CONSIGNE :: Reprenez le texte sur les prisons africaines face au coronavirus et prolongez-le à partir de sa dernière phrase.

TEXTE EXTRAIT ::
══════════
Texte de
Marie Morelle, maitresse de conférences HDR en Géographie (Université Paris 1
Panthéon Sorbonne, UMR PRODIG, en délégation IRD Cameroun à la Fondation Paul Ango
Ela), Frédéric
Le Marcis, professeur en anthropologie (Ecole normale supérieure, en délégation IRD au
Centre de recherche et de formation en infectiologie de Guinée) et Sylvain Faye, professeur en
anthropologie (Université Cheikh Anta Diop, Sénégal).
Depuis plusieurs semaines,
la pandémie de coronavirus occupe les pages et les émissions des médias
(Quelques exemples ici,
là
ou encore là).
Or, pour une fois, elle
donne lieu à quelques articles sur la situation sanitaire et sociale dans les
prisons, des protestations de détenus privés de parloirs en Italie aux appels à
libérer des prisonniers en France et au Sénégal par
exemple. Au fur et à mesure que le virus circule d’un continent à l’autre,
des prises de position d’avocats, d’ONG ou de chercheurs se multiplient,
relayés par la presse et les radios tant nationales qu’internationales (Voir la
déclaration conjointe d’un collectif d’ONG et d’acteurs nationaux et
internationaux pour les prisons en Afrique, portée par Avocats sans
Frontière-Belgique, « Face
à la propagation du Covid-19, prendre des mesures urgentes et immédiates pour
protéger les droits des détenus en
Afrique », 24 mars 2020 ; l’appel de chercheurs, avocats et magistrats en
France, « Coronavirus : « Réduisons
le nombre de personnes incarcérées pour de courtes peines ou en fin de peine »,
Le Monde, 19 mars 2020, ; l’analyse de Gwenola Ricordeau, « Pourquoi
vider les prisons est nécessaires », The Conversation, 25 mars
2020.
Au moins l’épidémie
aura-t-elle contribué à rouvrir le dossier de la santé en prison, en
particulier les questions de la promiscuité et des conditions d’hygiène dans
les lieux de détention qui seraient favorables à la transmission du virus. On
peut s’interroger sur la temporalité à partir de laquelle on reconnaît et met
sur l’agenda, une question sanitaire pourtant agitée depuis longtemps pour les
espaces carcéraux. Il importe néanmoins d’aller plus loin dans l’analyse de la
situation pour réfléchir à la place de l’institution pénitentiaire dans les
politiques de santé publique comme de la dimension politique d’une telle
discussion. Nous proposons de le faire à partir des prisons africaines, en nous
gardant de toute généralisation à l’échelle du continent et d’une lecture afro-centrée,
menée au détriment d’un propos qui se veut somme toute, universel. En effet,
c’est bien à la peine de prison et à sa portée socio-politique qu’il s’agit encore
et toujours de réfléchir.
Un bref rappel des situations des prisons sur le continent
africain permettra de démontrer la vulnérabilité dans laquelle se retrouvent
les détenus comme les personnels pénitentiaires. On cherchera alors à cerner les
réponses des pouvoirs publics et des acteurs de la prison de façon plus
générale. Finalement, nous réfléchirons à ce que nous dit le traitement des
prisons, des politiques de la vie.
══════════
LIGNES FOURNIES ::
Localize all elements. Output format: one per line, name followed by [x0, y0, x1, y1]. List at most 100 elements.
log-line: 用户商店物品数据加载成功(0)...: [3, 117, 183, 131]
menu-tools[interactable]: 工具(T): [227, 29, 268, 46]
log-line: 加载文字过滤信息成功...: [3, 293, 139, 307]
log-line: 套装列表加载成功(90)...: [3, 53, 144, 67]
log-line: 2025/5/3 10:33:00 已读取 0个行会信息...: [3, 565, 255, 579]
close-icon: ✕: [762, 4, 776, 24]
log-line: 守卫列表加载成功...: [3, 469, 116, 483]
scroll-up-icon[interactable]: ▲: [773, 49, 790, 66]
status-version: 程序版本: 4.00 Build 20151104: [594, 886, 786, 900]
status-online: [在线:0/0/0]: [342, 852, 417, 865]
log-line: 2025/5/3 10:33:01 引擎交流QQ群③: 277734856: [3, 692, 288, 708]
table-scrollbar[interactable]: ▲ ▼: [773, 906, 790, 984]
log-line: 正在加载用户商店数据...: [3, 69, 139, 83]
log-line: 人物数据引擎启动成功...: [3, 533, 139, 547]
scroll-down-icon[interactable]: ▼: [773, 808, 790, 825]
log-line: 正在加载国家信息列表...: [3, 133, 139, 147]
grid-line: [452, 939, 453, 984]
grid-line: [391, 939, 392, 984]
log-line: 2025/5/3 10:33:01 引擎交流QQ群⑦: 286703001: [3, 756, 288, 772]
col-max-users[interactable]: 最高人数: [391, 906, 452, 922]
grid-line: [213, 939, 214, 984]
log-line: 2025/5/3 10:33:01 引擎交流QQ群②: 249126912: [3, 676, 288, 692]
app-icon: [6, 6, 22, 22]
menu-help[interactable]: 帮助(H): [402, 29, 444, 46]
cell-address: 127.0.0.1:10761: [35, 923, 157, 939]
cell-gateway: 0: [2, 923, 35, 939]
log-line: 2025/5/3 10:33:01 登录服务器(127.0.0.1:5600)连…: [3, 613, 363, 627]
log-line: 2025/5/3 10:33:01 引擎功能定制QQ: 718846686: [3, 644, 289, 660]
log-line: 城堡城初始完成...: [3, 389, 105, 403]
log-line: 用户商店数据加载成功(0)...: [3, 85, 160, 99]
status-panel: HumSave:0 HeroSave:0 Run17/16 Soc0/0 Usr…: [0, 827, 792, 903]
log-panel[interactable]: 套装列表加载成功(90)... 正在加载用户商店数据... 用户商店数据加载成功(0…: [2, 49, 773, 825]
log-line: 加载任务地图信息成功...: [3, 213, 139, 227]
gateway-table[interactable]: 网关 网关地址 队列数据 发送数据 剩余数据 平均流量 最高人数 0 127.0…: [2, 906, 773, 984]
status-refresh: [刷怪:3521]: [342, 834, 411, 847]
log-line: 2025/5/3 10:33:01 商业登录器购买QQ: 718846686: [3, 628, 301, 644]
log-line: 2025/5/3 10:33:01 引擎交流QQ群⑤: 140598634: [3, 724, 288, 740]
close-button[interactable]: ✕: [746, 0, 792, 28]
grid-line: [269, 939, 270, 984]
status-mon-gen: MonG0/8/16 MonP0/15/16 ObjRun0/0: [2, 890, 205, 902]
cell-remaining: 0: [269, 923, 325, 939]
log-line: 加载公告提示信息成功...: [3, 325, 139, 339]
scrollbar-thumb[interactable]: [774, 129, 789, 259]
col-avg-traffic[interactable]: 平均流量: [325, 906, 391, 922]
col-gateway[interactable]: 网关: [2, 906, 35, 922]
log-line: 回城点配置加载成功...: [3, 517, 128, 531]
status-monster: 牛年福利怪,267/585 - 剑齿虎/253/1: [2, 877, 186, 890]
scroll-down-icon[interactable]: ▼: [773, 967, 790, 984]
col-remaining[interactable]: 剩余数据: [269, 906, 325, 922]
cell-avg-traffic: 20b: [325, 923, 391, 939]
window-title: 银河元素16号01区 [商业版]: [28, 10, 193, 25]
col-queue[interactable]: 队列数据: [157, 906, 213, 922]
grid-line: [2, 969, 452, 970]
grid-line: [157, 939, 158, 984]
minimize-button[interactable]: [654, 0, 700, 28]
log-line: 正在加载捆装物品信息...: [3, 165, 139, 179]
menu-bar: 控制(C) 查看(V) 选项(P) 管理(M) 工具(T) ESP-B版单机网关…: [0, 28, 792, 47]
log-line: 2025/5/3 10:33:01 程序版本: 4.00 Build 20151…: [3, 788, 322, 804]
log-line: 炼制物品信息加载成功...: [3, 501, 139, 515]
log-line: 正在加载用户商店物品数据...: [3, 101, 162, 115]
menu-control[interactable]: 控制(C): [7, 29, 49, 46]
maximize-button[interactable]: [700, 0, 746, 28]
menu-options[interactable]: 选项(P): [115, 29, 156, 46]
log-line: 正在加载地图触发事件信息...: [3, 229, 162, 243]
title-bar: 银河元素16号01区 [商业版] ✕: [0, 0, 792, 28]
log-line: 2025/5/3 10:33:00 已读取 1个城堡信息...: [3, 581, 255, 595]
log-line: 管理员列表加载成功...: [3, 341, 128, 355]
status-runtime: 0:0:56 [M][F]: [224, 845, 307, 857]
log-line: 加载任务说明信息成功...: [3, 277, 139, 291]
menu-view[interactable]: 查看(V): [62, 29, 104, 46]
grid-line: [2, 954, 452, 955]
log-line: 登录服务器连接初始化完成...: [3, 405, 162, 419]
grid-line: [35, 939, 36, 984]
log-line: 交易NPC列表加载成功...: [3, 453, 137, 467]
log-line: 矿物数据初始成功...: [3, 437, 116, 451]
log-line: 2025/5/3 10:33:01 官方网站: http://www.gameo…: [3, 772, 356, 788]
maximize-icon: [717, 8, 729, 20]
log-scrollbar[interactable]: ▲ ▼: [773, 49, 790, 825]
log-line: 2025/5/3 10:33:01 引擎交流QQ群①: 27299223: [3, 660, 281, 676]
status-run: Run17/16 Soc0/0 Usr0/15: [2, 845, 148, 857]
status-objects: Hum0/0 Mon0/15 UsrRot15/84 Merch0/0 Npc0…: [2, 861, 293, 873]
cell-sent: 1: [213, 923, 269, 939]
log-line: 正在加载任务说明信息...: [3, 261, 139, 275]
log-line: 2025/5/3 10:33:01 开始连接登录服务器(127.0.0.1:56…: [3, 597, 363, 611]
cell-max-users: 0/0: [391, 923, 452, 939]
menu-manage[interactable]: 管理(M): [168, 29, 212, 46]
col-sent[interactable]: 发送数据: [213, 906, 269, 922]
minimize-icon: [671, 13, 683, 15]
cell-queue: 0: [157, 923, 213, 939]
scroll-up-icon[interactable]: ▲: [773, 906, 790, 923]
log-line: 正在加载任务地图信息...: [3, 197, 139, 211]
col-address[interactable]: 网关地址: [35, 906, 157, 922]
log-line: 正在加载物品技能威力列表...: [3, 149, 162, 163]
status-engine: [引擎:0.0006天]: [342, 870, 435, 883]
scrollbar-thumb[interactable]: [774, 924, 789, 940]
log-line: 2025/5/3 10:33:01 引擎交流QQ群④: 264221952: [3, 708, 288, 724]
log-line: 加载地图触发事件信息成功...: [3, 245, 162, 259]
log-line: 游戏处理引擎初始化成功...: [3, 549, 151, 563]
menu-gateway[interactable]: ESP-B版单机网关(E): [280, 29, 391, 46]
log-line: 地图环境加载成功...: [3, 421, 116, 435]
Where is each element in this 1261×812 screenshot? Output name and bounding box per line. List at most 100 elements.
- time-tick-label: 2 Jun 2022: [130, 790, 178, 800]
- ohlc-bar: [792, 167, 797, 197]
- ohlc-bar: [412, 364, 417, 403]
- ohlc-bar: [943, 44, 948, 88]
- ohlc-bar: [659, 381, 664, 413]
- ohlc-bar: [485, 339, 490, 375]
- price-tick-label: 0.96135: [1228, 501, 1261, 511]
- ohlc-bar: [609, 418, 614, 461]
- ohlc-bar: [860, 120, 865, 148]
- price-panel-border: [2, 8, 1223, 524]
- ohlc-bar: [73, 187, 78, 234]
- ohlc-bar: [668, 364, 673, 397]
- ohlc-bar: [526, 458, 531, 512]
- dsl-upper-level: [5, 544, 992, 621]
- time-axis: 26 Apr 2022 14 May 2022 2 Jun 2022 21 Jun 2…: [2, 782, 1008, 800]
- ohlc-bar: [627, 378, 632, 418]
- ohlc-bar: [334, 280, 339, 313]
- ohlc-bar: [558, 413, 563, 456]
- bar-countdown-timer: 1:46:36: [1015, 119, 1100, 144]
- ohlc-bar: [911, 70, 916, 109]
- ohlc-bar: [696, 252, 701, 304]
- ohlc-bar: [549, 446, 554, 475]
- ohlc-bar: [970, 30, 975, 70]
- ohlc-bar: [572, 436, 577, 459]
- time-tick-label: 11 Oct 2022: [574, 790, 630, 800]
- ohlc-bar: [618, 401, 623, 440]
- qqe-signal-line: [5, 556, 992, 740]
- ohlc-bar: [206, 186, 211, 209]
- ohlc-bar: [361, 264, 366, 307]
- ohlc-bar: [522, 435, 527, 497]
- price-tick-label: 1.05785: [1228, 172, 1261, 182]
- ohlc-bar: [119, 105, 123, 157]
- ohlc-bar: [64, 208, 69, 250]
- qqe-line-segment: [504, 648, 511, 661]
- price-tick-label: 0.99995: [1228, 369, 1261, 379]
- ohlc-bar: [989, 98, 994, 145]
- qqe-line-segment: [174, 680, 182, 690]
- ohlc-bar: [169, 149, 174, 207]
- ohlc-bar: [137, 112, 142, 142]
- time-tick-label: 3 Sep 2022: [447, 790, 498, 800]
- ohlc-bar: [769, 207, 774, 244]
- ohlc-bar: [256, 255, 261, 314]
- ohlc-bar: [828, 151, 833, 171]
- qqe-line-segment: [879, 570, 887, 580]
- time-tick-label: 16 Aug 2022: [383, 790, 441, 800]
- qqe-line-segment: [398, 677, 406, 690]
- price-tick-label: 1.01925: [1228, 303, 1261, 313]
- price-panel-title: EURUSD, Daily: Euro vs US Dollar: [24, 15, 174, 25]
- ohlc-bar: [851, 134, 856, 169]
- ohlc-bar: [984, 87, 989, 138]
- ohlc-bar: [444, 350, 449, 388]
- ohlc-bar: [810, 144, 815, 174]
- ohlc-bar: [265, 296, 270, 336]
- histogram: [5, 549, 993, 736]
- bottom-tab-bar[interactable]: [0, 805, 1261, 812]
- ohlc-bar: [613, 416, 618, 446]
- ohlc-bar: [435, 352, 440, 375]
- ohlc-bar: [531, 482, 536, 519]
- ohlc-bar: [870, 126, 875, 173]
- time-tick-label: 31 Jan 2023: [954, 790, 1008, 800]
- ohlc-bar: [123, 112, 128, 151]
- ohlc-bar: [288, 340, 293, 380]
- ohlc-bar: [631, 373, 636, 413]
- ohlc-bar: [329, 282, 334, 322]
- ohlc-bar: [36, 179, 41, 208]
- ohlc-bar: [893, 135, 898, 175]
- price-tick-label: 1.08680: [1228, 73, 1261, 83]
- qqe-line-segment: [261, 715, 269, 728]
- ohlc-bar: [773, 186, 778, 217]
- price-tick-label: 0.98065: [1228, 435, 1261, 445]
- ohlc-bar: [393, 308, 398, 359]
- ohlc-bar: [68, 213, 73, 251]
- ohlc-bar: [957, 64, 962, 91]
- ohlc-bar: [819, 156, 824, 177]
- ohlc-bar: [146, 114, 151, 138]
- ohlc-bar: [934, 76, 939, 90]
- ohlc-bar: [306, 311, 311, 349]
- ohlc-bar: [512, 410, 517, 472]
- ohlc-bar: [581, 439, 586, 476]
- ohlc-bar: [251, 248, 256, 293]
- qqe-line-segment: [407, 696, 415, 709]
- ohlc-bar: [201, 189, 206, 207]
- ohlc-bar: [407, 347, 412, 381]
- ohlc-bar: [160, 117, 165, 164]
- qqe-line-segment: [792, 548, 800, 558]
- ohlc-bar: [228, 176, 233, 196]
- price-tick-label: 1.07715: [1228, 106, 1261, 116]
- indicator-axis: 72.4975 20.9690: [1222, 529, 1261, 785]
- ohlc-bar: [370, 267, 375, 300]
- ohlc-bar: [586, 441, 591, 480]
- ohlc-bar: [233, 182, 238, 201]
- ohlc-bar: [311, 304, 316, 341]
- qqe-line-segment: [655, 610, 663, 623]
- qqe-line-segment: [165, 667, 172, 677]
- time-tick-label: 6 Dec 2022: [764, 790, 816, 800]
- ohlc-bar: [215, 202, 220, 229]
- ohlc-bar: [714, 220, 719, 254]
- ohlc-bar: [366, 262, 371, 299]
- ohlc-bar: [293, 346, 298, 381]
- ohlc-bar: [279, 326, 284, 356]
══════════
RÉSULTAT ATTENDU ::
Une hétérogénéité des situations qui ne
doit pas masquer une forte vulnérabilité
Les prisons en Afrique connaissent des situations diverses,
tant dans le nombre d’établissements, leur localisation et leur taille. Les
taux d’incarcérations sont variables, et parfois inférieurs à ce que
connaissent des Etats européens ou américains. Si l’Afrique du Sud se démarque
par un taux frôlant les 300 détenus pour 100 000 habitants, tel n’est pas le
cas du Burkina Faso avec moins de 50 détenus pour 100 000 habitants. Quant au
Cameroun, il est proche de celui de la France, oscillant
aux alentours des 100 pour 100 000. Au Sénégal, la population carcérale était
estimée à 11547 détenus en 2019, soit une moyenne de 68 détenus pour 100 000
habitants.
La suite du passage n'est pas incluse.